DESCRIPTION OF THE TASK:
All entries should be output exactly as they stand.

ENTRIES PROVIDED:

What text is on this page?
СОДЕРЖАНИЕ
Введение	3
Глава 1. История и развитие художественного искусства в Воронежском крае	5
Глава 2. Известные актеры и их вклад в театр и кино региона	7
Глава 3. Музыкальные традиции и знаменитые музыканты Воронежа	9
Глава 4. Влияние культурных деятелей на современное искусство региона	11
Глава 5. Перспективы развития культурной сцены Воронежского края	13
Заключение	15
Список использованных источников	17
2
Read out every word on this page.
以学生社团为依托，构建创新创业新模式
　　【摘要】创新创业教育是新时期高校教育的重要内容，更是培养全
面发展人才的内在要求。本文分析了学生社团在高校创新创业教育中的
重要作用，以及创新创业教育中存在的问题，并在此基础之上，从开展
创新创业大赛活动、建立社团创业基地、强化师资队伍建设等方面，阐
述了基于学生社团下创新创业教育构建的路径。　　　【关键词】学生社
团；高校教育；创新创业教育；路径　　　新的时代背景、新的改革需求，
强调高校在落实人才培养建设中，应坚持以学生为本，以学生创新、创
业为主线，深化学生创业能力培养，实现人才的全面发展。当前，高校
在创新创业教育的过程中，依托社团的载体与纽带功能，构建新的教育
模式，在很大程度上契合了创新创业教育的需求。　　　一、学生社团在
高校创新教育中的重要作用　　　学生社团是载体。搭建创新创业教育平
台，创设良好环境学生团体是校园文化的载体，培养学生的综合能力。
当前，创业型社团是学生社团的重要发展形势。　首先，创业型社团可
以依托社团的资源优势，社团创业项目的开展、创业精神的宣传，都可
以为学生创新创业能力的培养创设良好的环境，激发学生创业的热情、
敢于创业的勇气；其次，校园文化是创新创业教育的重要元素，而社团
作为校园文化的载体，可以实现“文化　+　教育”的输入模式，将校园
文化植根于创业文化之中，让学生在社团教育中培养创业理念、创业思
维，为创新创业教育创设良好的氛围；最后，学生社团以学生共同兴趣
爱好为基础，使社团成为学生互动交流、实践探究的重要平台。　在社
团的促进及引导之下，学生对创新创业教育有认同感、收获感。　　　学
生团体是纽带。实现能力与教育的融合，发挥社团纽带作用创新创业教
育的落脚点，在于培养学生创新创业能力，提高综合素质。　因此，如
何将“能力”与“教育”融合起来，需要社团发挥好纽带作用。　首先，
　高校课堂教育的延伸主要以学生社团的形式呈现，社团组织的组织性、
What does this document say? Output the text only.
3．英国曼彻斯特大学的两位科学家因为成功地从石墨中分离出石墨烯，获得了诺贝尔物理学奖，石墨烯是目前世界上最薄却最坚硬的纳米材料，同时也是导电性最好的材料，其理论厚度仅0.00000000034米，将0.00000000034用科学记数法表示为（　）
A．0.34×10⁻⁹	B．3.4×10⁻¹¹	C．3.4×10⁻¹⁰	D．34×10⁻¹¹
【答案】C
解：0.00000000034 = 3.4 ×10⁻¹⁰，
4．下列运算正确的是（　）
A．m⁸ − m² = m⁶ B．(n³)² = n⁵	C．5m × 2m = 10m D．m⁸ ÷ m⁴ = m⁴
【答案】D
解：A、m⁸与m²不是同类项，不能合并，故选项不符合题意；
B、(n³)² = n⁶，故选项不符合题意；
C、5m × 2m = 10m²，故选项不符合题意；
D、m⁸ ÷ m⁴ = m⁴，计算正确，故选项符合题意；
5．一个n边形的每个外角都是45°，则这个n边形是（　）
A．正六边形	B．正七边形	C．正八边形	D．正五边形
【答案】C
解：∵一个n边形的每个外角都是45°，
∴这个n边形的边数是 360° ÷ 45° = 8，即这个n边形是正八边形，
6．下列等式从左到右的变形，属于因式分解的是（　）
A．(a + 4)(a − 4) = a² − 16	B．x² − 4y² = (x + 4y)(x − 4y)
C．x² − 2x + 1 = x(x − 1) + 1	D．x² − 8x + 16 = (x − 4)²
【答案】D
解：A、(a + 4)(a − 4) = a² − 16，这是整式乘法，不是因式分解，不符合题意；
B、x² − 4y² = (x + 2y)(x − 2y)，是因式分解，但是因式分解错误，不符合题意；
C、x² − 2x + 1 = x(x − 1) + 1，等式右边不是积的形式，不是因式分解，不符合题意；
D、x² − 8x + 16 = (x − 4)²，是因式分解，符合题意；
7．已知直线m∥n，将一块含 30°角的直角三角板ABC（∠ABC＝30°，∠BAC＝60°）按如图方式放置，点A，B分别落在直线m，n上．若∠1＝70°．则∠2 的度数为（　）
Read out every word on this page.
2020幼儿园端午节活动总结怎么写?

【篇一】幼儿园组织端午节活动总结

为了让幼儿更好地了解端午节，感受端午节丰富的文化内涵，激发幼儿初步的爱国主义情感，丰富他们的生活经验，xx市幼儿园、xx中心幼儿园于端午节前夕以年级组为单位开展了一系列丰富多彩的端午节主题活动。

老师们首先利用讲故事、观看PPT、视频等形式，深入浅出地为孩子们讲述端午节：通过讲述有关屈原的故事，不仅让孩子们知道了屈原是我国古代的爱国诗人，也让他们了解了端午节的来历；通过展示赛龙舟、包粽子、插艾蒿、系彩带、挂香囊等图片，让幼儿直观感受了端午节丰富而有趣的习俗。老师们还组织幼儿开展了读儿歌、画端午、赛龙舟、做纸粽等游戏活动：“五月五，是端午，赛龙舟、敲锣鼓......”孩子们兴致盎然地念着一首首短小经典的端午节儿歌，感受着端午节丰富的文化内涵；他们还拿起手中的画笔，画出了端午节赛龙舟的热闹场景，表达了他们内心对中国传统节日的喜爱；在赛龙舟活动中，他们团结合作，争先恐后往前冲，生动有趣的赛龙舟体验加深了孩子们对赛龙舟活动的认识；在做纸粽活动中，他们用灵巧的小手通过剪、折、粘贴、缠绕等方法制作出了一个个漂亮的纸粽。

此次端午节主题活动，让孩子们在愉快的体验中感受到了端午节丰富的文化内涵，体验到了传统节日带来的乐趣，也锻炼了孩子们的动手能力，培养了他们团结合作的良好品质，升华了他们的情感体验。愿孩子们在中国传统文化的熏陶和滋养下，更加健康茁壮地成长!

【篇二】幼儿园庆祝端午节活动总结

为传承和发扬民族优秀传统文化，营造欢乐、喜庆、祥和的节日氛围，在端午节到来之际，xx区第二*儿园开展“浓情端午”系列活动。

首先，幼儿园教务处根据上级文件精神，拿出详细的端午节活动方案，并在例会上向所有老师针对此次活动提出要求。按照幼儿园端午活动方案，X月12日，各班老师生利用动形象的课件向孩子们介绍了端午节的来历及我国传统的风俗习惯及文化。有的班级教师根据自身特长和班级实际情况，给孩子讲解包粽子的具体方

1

OUTPUT BELOW:
What text is on this page?
СОДЕРЖАНИЕ
Введение	3
Глава 1. История и развитие художественного искусства в Воронежском крае	5
Глава 2. Известные актеры и их вклад в театр и кино региона	7
Глава 3. Музыкальные традиции и знаменитые музыканты Воронежа	9
Глава 4. Влияние культурных деятелей на современное искусство региона	11
Глава 5. Перспективы развития культурной сцены Воронежского края	13
Заключение	15
Список использованных источников	17
2
Read out every word on this page.
以学生社团为依托，构建创新创业新模式
　　【摘要】创新创业教育是新时期高校教育的重要内容，更是培养全
面发展人才的内在要求。本文分析了学生社团在高校创新创业教育中的
重要作用，以及创新创业教育中存在的问题，并在此基础之上，从开展
创新创业大赛活动、建立社团创业基地、强化师资队伍建设等方面，阐
述了基于学生社团下创新创业教育构建的路径。　　　【关键词】学生社
团；高校教育；创新创业教育；路径　　　新的时代背景、新的改革需求，
强调高校在落实人才培养建设中，应坚持以学生为本，以学生创新、创
业为主线，深化学生创业能力培养，实现人才的全面发展。当前，高校
在创新创业教育的过程中，依托社团的载体与纽带功能，构建新的教育
模式，在很大程度上契合了创新创业教育的需求。　　　一、学生社团在
高校创新教育中的重要作用　　　学生社团是载体。搭建创新创业教育平
台，创设良好环境学生团体是校园文化的载体，培养学生的综合能力。
当前，创业型社团是学生社团的重要发展形势。　首先，创业型社团可
以依托社团的资源优势，社团创业项目的开展、创业精神的宣传，都可
以为学生创新创业能力的培养创设良好的环境，激发学生创业的热情、
敢于创业的勇气；其次，校园文化是创新创业教育的重要元素，而社团
作为校园文化的载体，可以实现“文化　+　教育”的输入模式，将校园
文化植根于创业文化之中，让学生在社团教育中培养创业理念、创业思
维，为创新创业教育创设良好的氛围；最后，学生社团以学生共同兴趣
爱好为基础，使社团成为学生互动交流、实践探究的重要平台。　在社
团的促进及引导之下，学生对创新创业教育有认同感、收获感。　　　学
生团体是纽带。实现能力与教育的融合，发挥社团纽带作用创新创业教
育的落脚点，在于培养学生创新创业能力，提高综合素质。　因此，如
何将“能力”与“教育”融合起来，需要社团发挥好纽带作用。　首先，
　高校课堂教育的延伸主要以学生社团的形式呈现，社团组织的组织性、
What does this document say? Output the text only.
3．英国曼彻斯特大学的两位科学家因为成功地从石墨中分离出石墨烯，获得了诺贝尔物理学奖，石墨烯是目前世界上最薄却最坚硬的纳米材料，同时也是导电性最好的材料，其理论厚度仅0.00000000034米，将0.00000000034用科学记数法表示为（　）
A．0.34×10⁻⁹	B．3.4×10⁻¹¹	C．3.4×10⁻¹⁰	D．34×10⁻¹¹
【答案】C
解：0.00000000034 = 3.4 ×10⁻¹⁰，
4．下列运算正确的是（　）
A．m⁸ − m² = m⁶ B．(n³)² = n⁵	C．5m × 2m = 10m D．m⁸ ÷ m⁴ = m⁴
【答案】D
解：A、m⁸与m²不是同类项，不能合并，故选项不符合题意；
B、(n³)² = n⁶，故选项不符合题意；
C、5m × 2m = 10m²，故选项不符合题意；
D、m⁸ ÷ m⁴ = m⁴，计算正确，故选项符合题意；
5．一个n边形的每个外角都是45°，则这个n边形是（　）
A．正六边形	B．正七边形	C．正八边形	D．正五边形
【答案】C
解：∵一个n边形的每个外角都是45°，
∴这个n边形的边数是 360° ÷ 45° = 8，即这个n边形是正八边形，
6．下列等式从左到右的变形，属于因式分解的是（　）
A．(a + 4)(a − 4) = a² − 16	B．x² − 4y² = (x + 4y)(x − 4y)
C．x² − 2x + 1 = x(x − 1) + 1	D．x² − 8x + 16 = (x − 4)²
【答案】D
解：A、(a + 4)(a − 4) = a² − 16，这是整式乘法，不是因式分解，不符合题意；
B、x² − 4y² = (x + 2y)(x − 2y)，是因式分解，但是因式分解错误，不符合题意；
C、x² − 2x + 1 = x(x − 1) + 1，等式右边不是积的形式，不是因式分解，不符合题意；
D、x² − 8x + 16 = (x − 4)²，是因式分解，符合题意；
7．已知直线m∥n，将一块含 30°角的直角三角板ABC（∠ABC＝30°，∠BAC＝60°）按如图方式放置，点A，B分别落在直线m，n上．若∠1＝70°．则∠2 的度数为（　）
Read out every word on this page.
2020幼儿园端午节活动总结怎么写?

【篇一】幼儿园组织端午节活动总结

为了让幼儿更好地了解端午节，感受端午节丰富的文化内涵，激发幼儿初步的爱国主义情感，丰富他们的生活经验，xx市幼儿园、xx中心幼儿园于端午节前夕以年级组为单位开展了一系列丰富多彩的端午节主题活动。

老师们首先利用讲故事、观看PPT、视频等形式，深入浅出地为孩子们讲述端午节：通过讲述有关屈原的故事，不仅让孩子们知道了屈原是我国古代的爱国诗人，也让他们了解了端午节的来历；通过展示赛龙舟、包粽子、插艾蒿、系彩带、挂香囊等图片，让幼儿直观感受了端午节丰富而有趣的习俗。老师们还组织幼儿开展了读儿歌、画端午、赛龙舟、做纸粽等游戏活动：“五月五，是端午，赛龙舟、敲锣鼓......”孩子们兴致盎然地念着一首首短小经典的端午节儿歌，感受着端午节丰富的文化内涵；他们还拿起手中的画笔，画出了端午节赛龙舟的热闹场景，表达了他们内心对中国传统节日的喜爱；在赛龙舟活动中，他们团结合作，争先恐后往前冲，生动有趣的赛龙舟体验加深了孩子们对赛龙舟活动的认识；在做纸粽活动中，他们用灵巧的小手通过剪、折、粘贴、缠绕等方法制作出了一个个漂亮的纸粽。

此次端午节主题活动，让孩子们在愉快的体验中感受到了端午节丰富的文化内涵，体验到了传统节日带来的乐趣，也锻炼了孩子们的动手能力，培养了他们团结合作的良好品质，升华了他们的情感体验。愿孩子们在中国传统文化的熏陶和滋养下，更加健康茁壮地成长!

【篇二】幼儿园庆祝端午节活动总结

为传承和发扬民族优秀传统文化，营造欢乐、喜庆、祥和的节日氛围，在端午节到来之际，xx区第二*儿园开展“浓情端午”系列活动。

首先，幼儿园教务处根据上级文件精神，拿出详细的端午节活动方案，并在例会上向所有老师针对此次活动提出要求。按照幼儿园端午活动方案，X月12日，各班老师生利用动形象的课件向孩子们介绍了端午节的来历及我国传统的风俗习惯及文化。有的班级教师根据自身特长和班级实际情况，给孩子讲解包粽子的具体方

1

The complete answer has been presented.